EXERCISE REQUIREMENTS – Identify the lines in the data below that contain "XXIX" and give only how many there are.

[Collected data]
-=-=-=-=-

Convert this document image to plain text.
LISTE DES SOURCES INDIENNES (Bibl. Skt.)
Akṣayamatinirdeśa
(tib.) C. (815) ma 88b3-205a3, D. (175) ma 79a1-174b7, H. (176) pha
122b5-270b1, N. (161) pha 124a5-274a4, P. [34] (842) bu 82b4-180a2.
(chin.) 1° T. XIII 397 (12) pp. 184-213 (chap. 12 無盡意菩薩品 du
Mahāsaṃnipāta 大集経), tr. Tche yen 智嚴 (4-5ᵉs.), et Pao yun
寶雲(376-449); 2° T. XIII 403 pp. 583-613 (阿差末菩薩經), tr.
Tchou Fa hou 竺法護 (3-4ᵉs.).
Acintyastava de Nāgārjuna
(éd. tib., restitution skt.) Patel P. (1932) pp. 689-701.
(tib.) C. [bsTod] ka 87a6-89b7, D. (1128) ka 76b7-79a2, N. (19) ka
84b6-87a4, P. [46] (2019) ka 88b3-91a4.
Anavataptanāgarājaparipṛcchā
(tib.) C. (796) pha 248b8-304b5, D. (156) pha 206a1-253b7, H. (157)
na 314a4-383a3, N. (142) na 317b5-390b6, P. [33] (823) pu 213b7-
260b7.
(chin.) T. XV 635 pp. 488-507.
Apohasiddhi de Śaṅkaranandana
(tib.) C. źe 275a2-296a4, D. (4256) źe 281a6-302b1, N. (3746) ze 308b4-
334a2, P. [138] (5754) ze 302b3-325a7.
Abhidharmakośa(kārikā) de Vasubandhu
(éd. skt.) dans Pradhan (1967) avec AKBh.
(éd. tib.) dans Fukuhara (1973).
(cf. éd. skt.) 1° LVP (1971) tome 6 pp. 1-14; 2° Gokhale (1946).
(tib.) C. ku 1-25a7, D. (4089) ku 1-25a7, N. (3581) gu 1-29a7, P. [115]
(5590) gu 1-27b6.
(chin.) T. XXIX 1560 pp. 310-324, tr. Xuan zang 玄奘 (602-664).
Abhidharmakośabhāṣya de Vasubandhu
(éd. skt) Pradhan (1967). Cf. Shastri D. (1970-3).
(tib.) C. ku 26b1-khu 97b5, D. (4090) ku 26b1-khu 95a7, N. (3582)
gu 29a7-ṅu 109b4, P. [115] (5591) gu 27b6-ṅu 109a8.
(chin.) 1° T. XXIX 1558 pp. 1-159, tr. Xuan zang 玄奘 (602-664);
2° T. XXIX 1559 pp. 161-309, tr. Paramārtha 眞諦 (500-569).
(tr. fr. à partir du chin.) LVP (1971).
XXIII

-=-=-=-=-

FINISHED ANSWER – 3